JOB
Which lines include the word "seasonal"? Copy each of them.

DATA SHOWN
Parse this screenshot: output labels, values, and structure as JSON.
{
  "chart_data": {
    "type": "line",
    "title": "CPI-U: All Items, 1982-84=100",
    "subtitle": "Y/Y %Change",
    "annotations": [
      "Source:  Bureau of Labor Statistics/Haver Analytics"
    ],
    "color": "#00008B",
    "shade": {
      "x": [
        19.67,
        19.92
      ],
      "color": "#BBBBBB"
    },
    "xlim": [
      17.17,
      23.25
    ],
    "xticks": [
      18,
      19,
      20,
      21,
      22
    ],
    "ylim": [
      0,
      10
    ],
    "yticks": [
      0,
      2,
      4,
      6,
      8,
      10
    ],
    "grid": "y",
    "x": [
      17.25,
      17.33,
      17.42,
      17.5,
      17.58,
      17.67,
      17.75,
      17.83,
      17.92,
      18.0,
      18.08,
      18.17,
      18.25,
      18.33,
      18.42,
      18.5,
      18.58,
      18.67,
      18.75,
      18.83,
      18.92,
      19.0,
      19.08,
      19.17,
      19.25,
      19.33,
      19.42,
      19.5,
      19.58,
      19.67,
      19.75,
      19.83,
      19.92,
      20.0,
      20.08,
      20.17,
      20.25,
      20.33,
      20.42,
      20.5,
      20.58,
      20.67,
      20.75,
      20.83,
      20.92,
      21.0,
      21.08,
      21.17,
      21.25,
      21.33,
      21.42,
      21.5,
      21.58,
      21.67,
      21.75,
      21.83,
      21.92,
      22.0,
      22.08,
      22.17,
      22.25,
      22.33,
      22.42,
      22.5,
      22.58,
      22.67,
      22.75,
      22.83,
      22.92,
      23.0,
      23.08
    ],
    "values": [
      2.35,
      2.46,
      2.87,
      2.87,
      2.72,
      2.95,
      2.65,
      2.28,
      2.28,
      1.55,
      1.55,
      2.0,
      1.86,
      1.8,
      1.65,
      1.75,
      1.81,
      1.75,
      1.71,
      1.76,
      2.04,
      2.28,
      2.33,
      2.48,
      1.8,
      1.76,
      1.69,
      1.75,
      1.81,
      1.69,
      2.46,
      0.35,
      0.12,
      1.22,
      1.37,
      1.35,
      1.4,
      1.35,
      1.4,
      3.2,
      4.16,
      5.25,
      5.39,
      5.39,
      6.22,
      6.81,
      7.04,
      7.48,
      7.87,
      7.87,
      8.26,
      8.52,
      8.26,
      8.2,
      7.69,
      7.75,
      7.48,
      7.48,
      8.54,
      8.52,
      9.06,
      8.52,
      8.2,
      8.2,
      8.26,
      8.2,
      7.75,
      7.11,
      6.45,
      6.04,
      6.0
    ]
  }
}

...

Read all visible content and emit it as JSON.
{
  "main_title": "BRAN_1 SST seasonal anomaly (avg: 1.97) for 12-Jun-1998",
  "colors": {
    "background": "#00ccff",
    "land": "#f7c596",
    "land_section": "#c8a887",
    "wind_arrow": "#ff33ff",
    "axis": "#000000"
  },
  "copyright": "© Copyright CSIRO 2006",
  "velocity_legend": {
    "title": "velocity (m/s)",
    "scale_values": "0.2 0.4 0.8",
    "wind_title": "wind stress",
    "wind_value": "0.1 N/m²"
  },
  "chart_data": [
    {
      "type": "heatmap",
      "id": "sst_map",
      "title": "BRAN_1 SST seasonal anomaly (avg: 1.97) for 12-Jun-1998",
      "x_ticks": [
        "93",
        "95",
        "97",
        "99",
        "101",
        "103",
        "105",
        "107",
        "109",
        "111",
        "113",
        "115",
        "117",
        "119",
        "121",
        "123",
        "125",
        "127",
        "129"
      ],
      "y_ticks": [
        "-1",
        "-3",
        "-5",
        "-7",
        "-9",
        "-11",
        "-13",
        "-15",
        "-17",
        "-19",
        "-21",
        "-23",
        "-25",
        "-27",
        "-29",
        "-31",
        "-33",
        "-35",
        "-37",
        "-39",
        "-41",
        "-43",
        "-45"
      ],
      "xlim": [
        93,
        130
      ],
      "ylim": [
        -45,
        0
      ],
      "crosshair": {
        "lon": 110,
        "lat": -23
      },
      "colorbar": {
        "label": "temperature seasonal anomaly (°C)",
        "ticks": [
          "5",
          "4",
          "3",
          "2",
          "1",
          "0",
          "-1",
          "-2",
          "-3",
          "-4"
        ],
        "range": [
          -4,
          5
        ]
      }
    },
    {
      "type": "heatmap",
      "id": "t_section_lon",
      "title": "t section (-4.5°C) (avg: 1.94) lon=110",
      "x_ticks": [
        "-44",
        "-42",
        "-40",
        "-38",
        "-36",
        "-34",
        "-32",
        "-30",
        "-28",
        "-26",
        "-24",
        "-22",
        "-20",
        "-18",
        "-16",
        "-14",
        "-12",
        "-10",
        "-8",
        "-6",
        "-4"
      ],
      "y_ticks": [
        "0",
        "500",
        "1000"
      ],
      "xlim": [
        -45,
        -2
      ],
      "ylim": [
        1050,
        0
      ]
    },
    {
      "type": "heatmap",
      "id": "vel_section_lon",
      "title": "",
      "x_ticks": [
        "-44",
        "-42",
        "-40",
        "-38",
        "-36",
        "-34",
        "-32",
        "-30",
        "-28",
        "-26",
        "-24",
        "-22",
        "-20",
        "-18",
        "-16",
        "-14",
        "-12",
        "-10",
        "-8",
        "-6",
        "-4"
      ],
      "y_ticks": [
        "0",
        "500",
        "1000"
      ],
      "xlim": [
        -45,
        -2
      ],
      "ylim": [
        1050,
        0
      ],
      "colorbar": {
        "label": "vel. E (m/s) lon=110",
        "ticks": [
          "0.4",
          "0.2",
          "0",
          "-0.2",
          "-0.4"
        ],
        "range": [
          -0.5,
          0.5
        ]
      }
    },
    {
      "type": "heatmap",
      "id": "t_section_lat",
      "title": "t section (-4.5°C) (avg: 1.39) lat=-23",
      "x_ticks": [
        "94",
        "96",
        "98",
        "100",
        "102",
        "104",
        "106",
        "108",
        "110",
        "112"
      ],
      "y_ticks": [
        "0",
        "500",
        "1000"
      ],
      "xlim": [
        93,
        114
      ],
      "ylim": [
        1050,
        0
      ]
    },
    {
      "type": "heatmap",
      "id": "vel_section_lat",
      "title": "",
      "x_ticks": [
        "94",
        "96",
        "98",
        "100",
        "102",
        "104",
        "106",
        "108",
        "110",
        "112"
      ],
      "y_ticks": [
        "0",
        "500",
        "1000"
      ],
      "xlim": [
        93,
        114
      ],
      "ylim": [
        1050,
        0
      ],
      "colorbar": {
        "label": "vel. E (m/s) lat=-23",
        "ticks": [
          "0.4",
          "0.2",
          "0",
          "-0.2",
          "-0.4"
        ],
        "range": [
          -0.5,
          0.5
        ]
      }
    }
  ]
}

RESPONSE TO THIS TASK
  "main_title": "BRAN_1 SST seasonal anomaly (avg: 1.97) for 12-Jun-1998",
      "title": "BRAN_1 SST seasonal anomaly (avg: 1.97) for 12-Jun-1998",
        "label": "temperature seasonal anomaly (°C)",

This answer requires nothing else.